- _SET TASK_
Copy out the complete listing, word for word.

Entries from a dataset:

---------------

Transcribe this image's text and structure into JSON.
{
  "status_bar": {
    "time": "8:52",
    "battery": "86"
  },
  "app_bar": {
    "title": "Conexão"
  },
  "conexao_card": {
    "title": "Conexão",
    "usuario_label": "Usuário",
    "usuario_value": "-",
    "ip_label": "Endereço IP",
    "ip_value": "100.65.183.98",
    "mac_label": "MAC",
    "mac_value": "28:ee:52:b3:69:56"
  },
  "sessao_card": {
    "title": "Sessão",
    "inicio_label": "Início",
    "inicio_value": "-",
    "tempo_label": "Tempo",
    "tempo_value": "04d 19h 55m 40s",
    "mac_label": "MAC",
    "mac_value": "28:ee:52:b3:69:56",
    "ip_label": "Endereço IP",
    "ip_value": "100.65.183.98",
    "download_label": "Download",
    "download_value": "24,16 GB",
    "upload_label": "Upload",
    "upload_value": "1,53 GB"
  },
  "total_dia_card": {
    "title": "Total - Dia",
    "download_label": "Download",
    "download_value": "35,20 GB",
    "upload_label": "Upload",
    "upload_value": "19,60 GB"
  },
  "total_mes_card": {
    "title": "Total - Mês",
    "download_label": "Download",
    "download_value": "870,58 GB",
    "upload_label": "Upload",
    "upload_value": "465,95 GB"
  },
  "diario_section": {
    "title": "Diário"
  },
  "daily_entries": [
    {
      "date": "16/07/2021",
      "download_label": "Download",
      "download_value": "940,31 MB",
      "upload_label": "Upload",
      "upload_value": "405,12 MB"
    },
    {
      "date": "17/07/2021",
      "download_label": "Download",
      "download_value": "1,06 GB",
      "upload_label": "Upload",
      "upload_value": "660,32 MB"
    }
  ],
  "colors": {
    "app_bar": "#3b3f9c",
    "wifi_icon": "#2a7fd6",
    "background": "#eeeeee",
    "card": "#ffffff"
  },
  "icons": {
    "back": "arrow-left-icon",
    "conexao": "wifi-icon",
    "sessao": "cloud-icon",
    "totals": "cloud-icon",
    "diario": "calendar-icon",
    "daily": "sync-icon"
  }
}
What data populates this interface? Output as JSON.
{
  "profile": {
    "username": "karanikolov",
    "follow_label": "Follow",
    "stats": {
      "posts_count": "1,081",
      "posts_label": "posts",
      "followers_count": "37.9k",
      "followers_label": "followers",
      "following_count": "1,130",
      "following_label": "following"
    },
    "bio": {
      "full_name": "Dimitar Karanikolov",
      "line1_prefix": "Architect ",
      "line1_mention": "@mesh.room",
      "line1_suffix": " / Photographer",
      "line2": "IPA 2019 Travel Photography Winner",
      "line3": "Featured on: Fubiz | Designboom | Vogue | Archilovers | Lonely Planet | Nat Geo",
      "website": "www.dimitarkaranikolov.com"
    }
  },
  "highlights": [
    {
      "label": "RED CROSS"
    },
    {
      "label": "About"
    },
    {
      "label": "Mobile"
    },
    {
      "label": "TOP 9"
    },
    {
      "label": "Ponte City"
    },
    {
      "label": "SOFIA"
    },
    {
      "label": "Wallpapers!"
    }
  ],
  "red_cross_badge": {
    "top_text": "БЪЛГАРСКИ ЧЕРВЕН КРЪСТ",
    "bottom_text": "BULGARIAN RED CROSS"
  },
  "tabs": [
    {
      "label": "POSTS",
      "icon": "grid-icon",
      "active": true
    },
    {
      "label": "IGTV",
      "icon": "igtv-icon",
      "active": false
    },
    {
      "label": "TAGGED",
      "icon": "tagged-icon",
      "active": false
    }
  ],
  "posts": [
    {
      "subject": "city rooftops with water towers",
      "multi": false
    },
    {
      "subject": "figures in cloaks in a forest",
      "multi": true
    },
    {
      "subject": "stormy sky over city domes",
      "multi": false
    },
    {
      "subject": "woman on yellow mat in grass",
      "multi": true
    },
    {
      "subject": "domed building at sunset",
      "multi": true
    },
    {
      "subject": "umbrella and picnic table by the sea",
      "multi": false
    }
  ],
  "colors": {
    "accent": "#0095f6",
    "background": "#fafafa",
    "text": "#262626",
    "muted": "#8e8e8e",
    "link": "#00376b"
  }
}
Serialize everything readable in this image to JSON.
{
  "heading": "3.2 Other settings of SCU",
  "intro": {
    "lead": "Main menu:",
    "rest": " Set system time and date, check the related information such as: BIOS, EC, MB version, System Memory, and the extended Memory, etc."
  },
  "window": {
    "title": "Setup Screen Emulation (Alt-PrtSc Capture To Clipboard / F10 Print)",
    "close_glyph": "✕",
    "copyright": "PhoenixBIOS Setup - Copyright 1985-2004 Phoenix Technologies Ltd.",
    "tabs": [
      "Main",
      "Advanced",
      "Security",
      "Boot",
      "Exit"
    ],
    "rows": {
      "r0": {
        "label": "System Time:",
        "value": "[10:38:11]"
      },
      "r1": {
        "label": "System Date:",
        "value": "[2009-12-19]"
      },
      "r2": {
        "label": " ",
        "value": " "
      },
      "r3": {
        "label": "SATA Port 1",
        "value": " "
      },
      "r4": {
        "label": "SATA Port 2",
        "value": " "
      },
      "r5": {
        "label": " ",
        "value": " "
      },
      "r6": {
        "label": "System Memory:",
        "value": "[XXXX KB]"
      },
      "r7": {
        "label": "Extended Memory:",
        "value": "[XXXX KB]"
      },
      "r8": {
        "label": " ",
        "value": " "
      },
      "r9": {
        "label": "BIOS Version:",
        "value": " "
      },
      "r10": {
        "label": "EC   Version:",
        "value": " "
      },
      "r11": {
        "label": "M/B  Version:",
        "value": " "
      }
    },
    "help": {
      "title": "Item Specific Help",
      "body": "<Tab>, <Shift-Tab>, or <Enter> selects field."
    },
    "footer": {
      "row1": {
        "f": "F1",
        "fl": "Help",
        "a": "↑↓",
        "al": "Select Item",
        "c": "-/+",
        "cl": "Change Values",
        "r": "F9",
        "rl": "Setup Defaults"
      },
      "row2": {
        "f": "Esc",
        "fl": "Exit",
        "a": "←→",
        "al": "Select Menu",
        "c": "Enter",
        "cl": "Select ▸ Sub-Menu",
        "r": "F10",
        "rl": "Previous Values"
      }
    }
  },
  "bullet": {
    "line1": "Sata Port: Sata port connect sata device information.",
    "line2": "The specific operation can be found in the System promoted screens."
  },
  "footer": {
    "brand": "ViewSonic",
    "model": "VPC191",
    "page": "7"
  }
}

---------------

- _WRITTEN ANSWER_
Transcribe this image's text and structure into JSON.
{
  "status_bar": {
    "time": "8:52",
    "battery": "86"
  },
  "app_bar": {
    "title": "Conexão"
  },
  "conexao_card": {
    "title": "Conexão",
    "usuario_label": "Usuário",
    "usuario_value": "-",
    "ip_label": "Endereço IP",
    "ip_value": "100.65.183.98",
    "mac_label": "MAC",
    "mac_value": "28:ee:52:b3:69:56"
  },
  "sessao_card": {
    "title": "Sessão",
    "inicio_label": "Início",
    "inicio_value": "-",
    "tempo_label": "Tempo",
    "tempo_value": "04d 19h 55m 40s",
    "mac_label": "MAC",
    "mac_value": "28:ee:52:b3:69:56",
    "ip_label": "Endereço IP",
    "ip_value": "100.65.183.98",
    "download_label": "Download",
    "download_value": "24,16 GB",
    "upload_label": "Upload",
    "upload_value": "1,53 GB"
  },
  "total_dia_card": {
    "title": "Total - Dia",
    "download_label": "Download",
    "download_value": "35,20 GB",
    "upload_label": "Upload",
    "upload_value": "19,60 GB"
  },
  "total_mes_card": {
    "title": "Total - Mês",
    "download_label": "Download",
    "download_value": "870,58 GB",
    "upload_label": "Upload",
    "upload_value": "465,95 GB"
  },
  "diario_section": {
    "title": "Diário"
  },
  "daily_entries": [
    {
      "date": "16/07/2021",
      "download_label": "Download",
      "download_value": "940,31 MB",
      "upload_label": "Upload",
      "upload_value": "405,12 MB"
    },
    {
      "date": "17/07/2021",
      "download_label": "Download",
      "download_value": "1,06 GB",
      "upload_label": "Upload",
      "upload_value": "660,32 MB"
    }
  ],
  "colors": {
    "app_bar": "#3b3f9c",
    "wifi_icon": "#2a7fd6",
    "background": "#eeeeee",
    "card": "#ffffff"
  },
  "icons": {
    "back": "arrow-left-icon",
    "conexao": "wifi-icon",
    "sessao": "cloud-icon",
    "totals": "cloud-icon",
    "diario": "calendar-icon",
    "daily": "sync-icon"
  }
}
What data populates this interface? Output as JSON.
{
  "profile": {
    "username": "karanikolov",
    "follow_label": "Follow",
    "stats": {
      "posts_count": "1,081",
      "posts_label": "posts",
      "followers_count": "37.9k",
      "followers_label": "followers",
      "following_count": "1,130",
      "following_label": "following"
    },
    "bio": {
      "full_name": "Dimitar Karanikolov",
      "line1_prefix": "Architect ",
      "line1_mention": "@mesh.room",
      "line1_suffix": " / Photographer",
      "line2": "IPA 2019 Travel Photography Winner",
      "line3": "Featured on: Fubiz | Designboom | Vogue | Archilovers | Lonely Planet | Nat Geo",
      "website": "www.dimitarkaranikolov.com"
    }
  },
  "highlights": [
    {
      "label": "RED CROSS"
    },
    {
      "label": "About"
    },
    {
      "label": "Mobile"
    },
    {
      "label": "TOP 9"
    },
    {
      "label": "Ponte City"
    },
    {
      "label": "SOFIA"
    },
    {
      "label": "Wallpapers!"
    }
  ],
  "red_cross_badge": {
    "top_text": "БЪЛГАРСКИ ЧЕРВЕН КРЪСТ",
    "bottom_text": "BULGARIAN RED CROSS"
  },
  "tabs": [
    {
      "label": "POSTS",
      "icon": "grid-icon",
      "active": true
    },
    {
      "label": "IGTV",
      "icon": "igtv-icon",
      "active": false
    },
    {
      "label": "TAGGED",
      "icon": "tagged-icon",
      "active": false
    }
  ],
  "posts": [
    {
      "subject": "city rooftops with water towers",
      "multi": false
    },
    {
      "subject": "figures in cloaks in a forest",
      "multi": true
    },
    {
      "subject": "stormy sky over city domes",
      "multi": false
    },
    {
      "subject": "woman on yellow mat in grass",
      "multi": true
    },
    {
      "subject": "domed building at sunset",
      "multi": true
    },
    {
      "subject": "umbrella and picnic table by the sea",
      "multi": false
    }
  ],
  "colors": {
    "accent": "#0095f6",
    "background": "#fafafa",
    "text": "#262626",
    "muted": "#8e8e8e",
    "link": "#00376b"
  }
}
Serialize everything readable in this image to JSON.
{
  "heading": "3.2 Other settings of SCU",
  "intro": {
    "lead": "Main menu:",
    "rest": " Set system time and date, check the related information such as: BIOS, EC, MB version, System Memory, and the extended Memory, etc."
  },
  "window": {
    "title": "Setup Screen Emulation (Alt-PrtSc Capture To Clipboard / F10 Print)",
    "close_glyph": "✕",
    "copyright": "PhoenixBIOS Setup - Copyright 1985-2004 Phoenix Technologies Ltd.",
    "tabs": [
      "Main",
      "Advanced",
      "Security",
      "Boot",
      "Exit"
    ],
    "rows": {
      "r0": {
        "label": "System Time:",
        "value": "[10:38:11]"
      },
      "r1": {
        "label": "System Date:",
        "value": "[2009-12-19]"
      },
      "r2": {
        "label": " ",
        "value": " "
      },
      "r3": {
        "label": "SATA Port 1",
        "value": " "
      },
      "r4": {
        "label": "SATA Port 2",
        "value": " "
      },
      "r5": {
        "label": " ",
        "value": " "
      },
      "r6": {
        "label": "System Memory:",
        "value": "[XXXX KB]"
      },
      "r7": {
        "label": "Extended Memory:",
        "value": "[XXXX KB]"
      },
      "r8": {
        "label": " ",
        "value": " "
      },
      "r9": {
        "label": "BIOS Version:",
        "value": " "
      },
      "r10": {
        "label": "EC   Version:",
        "value": " "
      },
      "r11": {
        "label": "M/B  Version:",
        "value": " "
      }
    },
    "help": {
      "title": "Item Specific Help",
      "body": "<Tab>, <Shift-Tab>, or <Enter> selects field."
    },
    "footer": {
      "row1": {
        "f": "F1",
        "fl": "Help",
        "a": "↑↓",
        "al": "Select Item",
        "c": "-/+",
        "cl": "Change Values",
        "r": "F9",
        "rl": "Setup Defaults"
      },
      "row2": {
        "f": "Esc",
        "fl": "Exit",
        "a": "←→",
        "al": "Select Menu",
        "c": "Enter",
        "cl": "Select ▸ Sub-Menu",
        "r": "F10",
        "rl": "Previous Values"
      }
    }
  },
  "bullet": {
    "line1": "Sata Port: Sata port connect sata device information.",
    "line2": "The specific operation can be found in the System promoted screens."
  },
  "footer": {
    "brand": "ViewSonic",
    "model": "VPC191",
    "page": "7"
  }
}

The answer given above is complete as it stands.